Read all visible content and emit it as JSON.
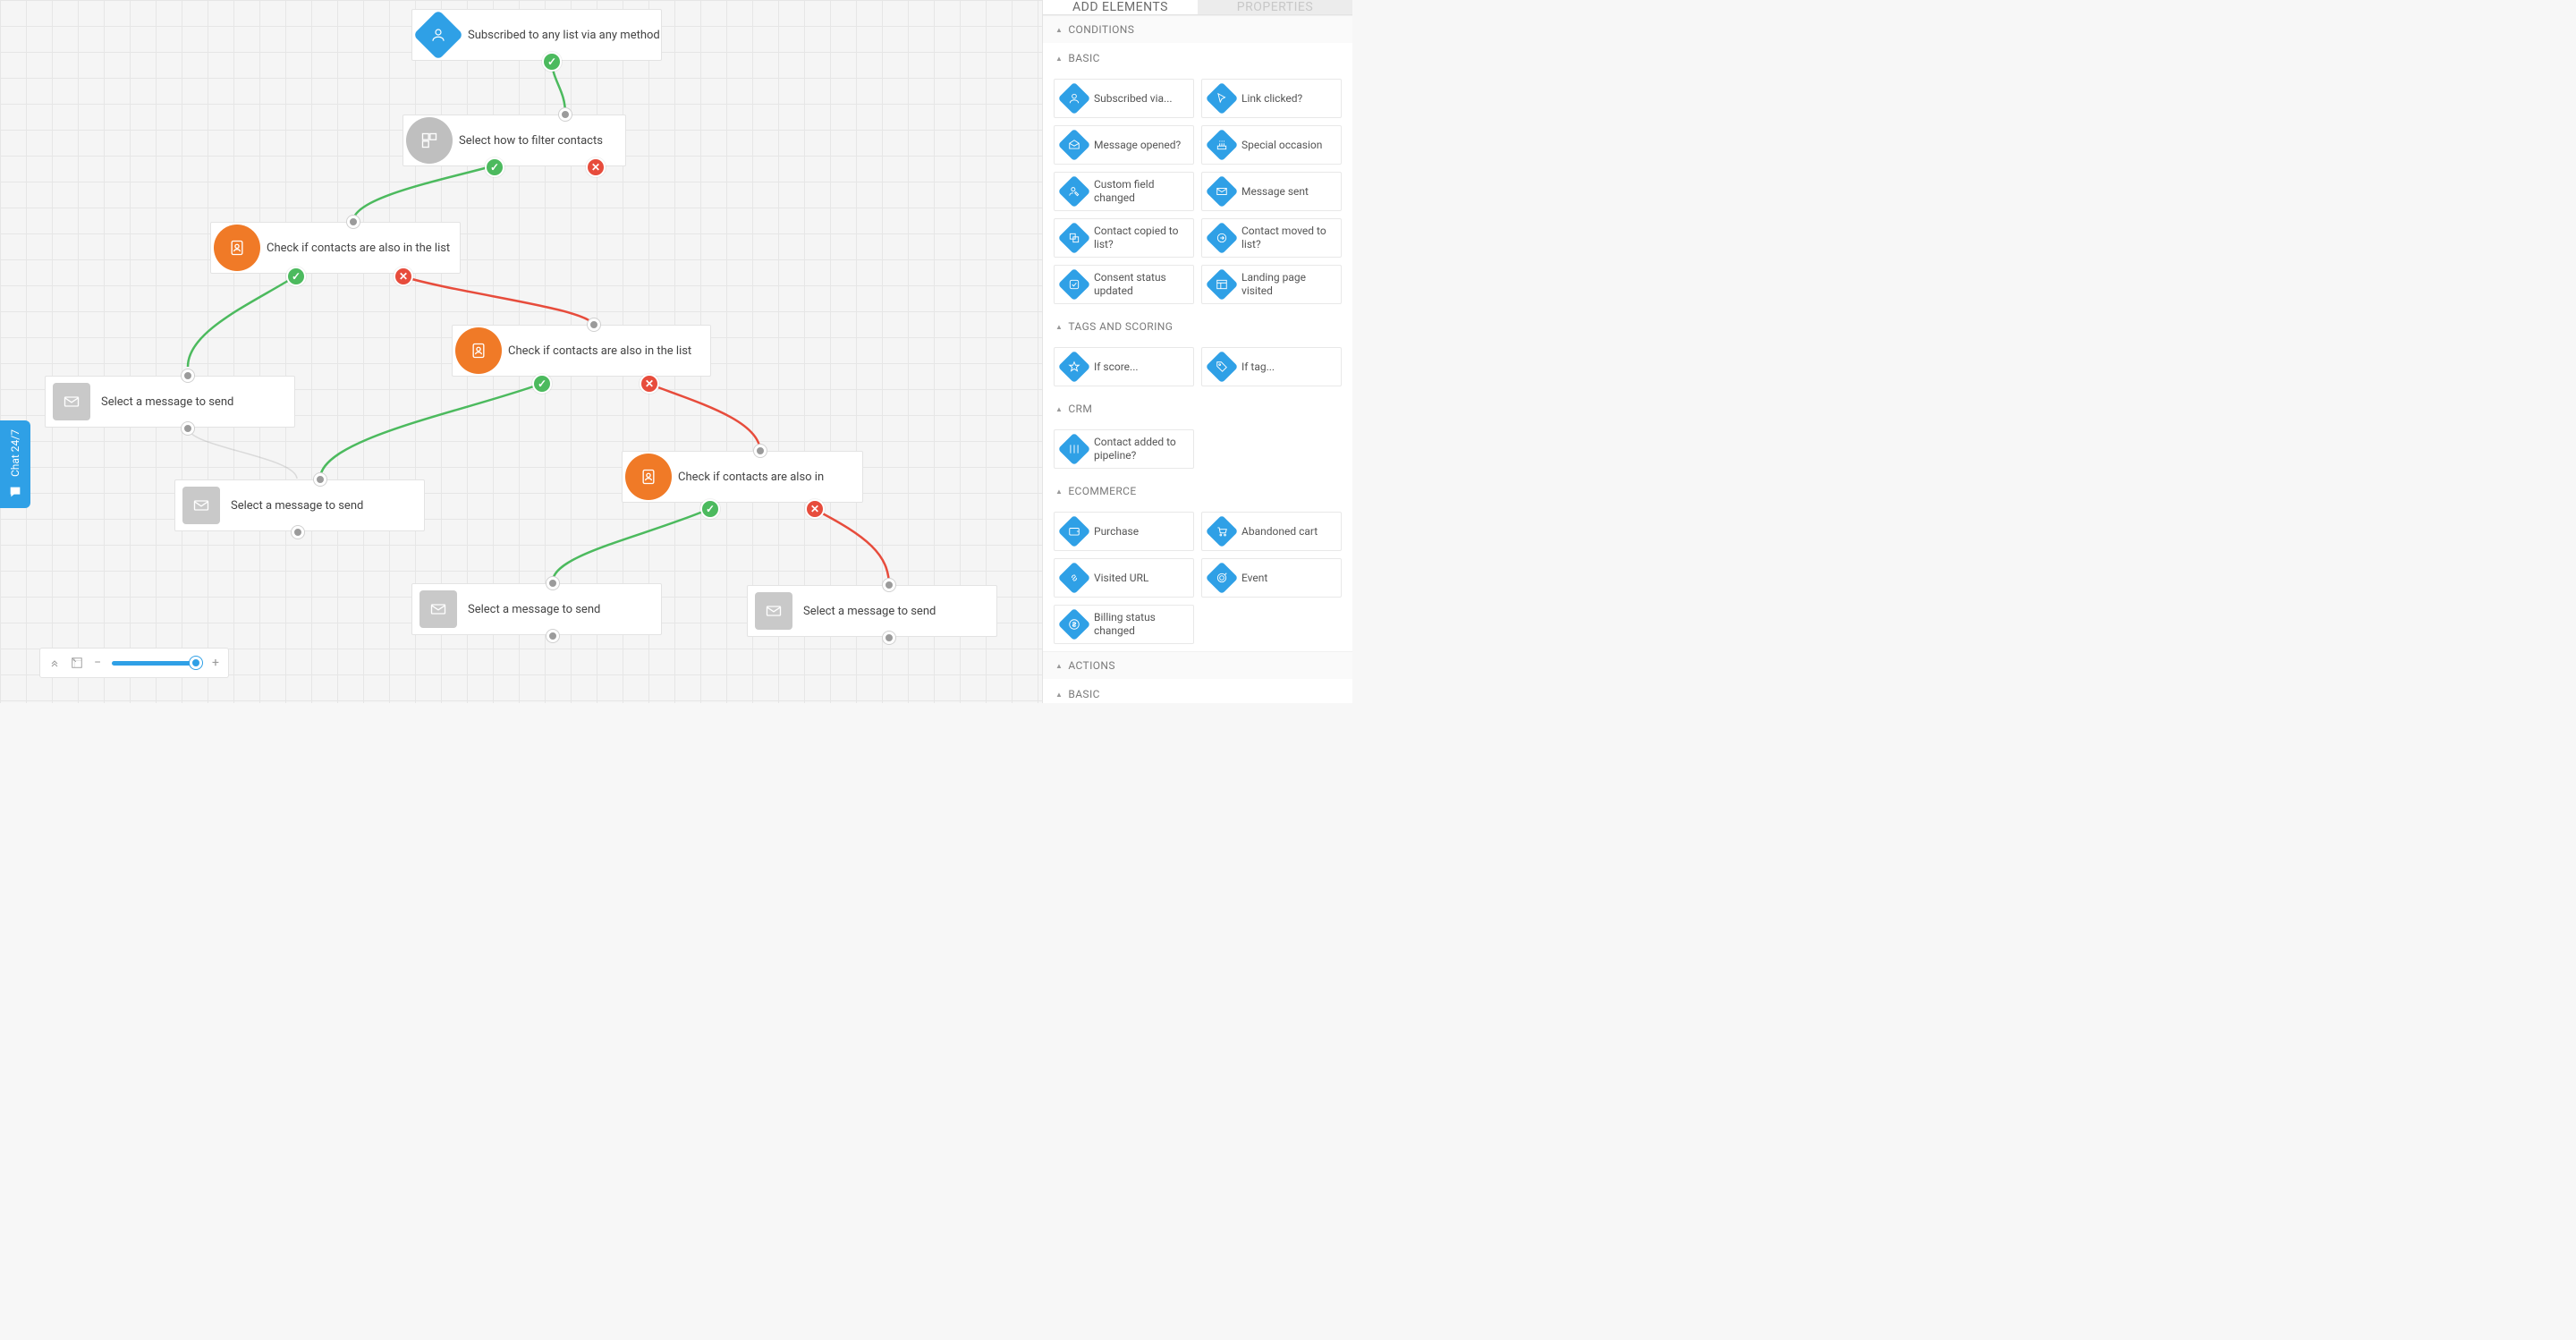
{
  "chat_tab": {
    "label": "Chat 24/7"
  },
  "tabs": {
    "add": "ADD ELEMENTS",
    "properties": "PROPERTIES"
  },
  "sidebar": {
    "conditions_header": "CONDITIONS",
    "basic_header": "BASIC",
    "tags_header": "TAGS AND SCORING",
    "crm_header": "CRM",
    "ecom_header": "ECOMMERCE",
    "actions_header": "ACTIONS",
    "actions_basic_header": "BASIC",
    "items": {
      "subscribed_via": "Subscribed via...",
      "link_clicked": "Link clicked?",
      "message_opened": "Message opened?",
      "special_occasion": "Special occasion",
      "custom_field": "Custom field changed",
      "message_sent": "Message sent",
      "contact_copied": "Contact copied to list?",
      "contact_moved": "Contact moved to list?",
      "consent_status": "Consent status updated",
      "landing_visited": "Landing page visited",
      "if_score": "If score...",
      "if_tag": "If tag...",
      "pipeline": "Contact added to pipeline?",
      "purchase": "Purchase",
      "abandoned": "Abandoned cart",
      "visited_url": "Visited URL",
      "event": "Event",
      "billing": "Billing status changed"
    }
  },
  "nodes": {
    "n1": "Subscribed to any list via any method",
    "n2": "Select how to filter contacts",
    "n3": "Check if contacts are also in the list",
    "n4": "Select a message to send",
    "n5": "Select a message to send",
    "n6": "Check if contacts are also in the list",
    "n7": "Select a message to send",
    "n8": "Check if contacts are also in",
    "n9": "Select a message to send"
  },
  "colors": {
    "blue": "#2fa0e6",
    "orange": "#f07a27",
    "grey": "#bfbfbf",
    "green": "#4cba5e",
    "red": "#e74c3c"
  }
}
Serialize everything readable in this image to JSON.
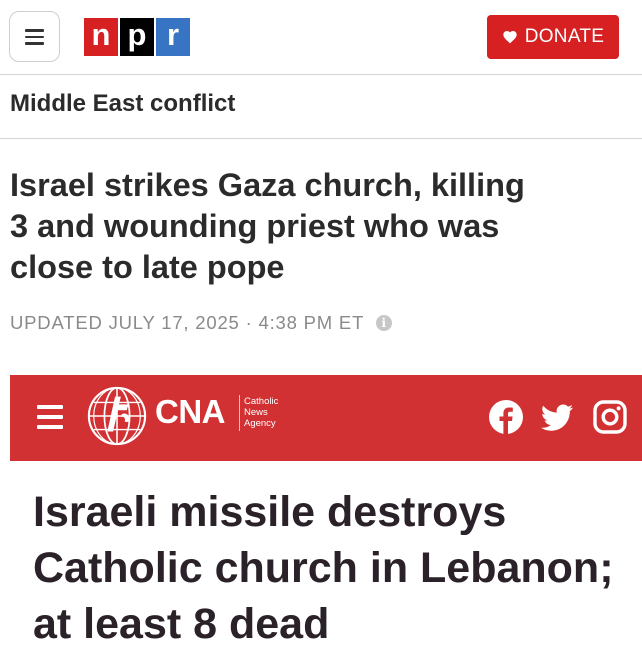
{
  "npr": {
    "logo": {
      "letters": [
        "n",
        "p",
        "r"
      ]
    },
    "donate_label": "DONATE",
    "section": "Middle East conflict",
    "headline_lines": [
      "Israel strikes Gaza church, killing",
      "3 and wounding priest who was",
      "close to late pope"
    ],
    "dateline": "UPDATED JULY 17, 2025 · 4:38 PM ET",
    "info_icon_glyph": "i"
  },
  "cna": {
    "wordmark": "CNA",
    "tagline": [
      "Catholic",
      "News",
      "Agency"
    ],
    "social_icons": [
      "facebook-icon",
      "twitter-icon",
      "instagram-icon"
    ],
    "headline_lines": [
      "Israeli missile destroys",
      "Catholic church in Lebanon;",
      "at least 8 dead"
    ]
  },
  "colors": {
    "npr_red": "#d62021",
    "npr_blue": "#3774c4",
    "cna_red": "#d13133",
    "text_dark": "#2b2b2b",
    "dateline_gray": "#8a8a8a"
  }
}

= = =

• **AIM**
Output the material word for word, omitting its pictures.

• **COMPLETED TASK**
Read all visible content and emit it as JSON.
{
  "chat_tab": {
    "label": "Chat 24/7"
  },
  "tabs": {
    "add": "ADD ELEMENTS",
    "properties": "PROPERTIES"
  },
  "sidebar": {
    "conditions_header": "CONDITIONS",
    "basic_header": "BASIC",
    "tags_header": "TAGS AND SCORING",
    "crm_header": "CRM",
    "ecom_header": "ECOMMERCE",
    "actions_header": "ACTIONS",
    "actions_basic_header": "BASIC",
    "items": {
      "subscribed_via": "Subscribed via...",
      "link_clicked": "Link clicked?",
      "message_opened": "Message opened?",
      "special_occasion": "Special occasion",
      "custom_field": "Custom field changed",
      "message_sent": "Message sent",
      "contact_copied": "Contact copied to list?",
      "contact_moved": "Contact moved to list?",
      "consent_status": "Consent status updated",
      "landing_visited": "Landing page visited",
      "if_score": "If score...",
      "if_tag": "If tag...",
      "pipeline": "Contact added to pipeline?",
      "purchase": "Purchase",
      "abandoned": "Abandoned cart",
      "visited_url": "Visited URL",
      "event": "Event",
      "billing": "Billing status changed"
    }
  },
  "nodes": {
    "n1": "Subscribed to any list via any method",
    "n2": "Select how to filter contacts",
    "n3": "Check if contacts are also in the list",
    "n4": "Select a message to send",
    "n5": "Select a message to send",
    "n6": "Check if contacts are also in the list",
    "n7": "Select a message to send",
    "n8": "Check if contacts are also in",
    "n9": "Select a message to send"
  },
  "colors": {
    "blue": "#2fa0e6",
    "orange": "#f07a27",
    "grey": "#bfbfbf",
    "green": "#4cba5e",
    "red": "#e74c3c"
  }
}
Serialize everything readable in this image to JSON.
{
  "npr": {
    "logo": {
      "letters": [
        "n",
        "p",
        "r"
      ]
    },
    "donate_label": "DONATE",
    "section": "Middle East conflict",
    "headline_lines": [
      "Israel strikes Gaza church, killing",
      "3 and wounding priest who was",
      "close to late pope"
    ],
    "dateline": "UPDATED JULY 17, 2025 · 4:38 PM ET",
    "info_icon_glyph": "i"
  },
  "cna": {
    "wordmark": "CNA",
    "tagline": [
      "Catholic",
      "News",
      "Agency"
    ],
    "social_icons": [
      "facebook-icon",
      "twitter-icon",
      "instagram-icon"
    ],
    "headline_lines": [
      "Israeli missile destroys",
      "Catholic church in Lebanon;",
      "at least 8 dead"
    ]
  },
  "colors": {
    "npr_red": "#d62021",
    "npr_blue": "#3774c4",
    "cna_red": "#d13133",
    "text_dark": "#2b2b2b",
    "dateline_gray": "#8a8a8a"
  }
}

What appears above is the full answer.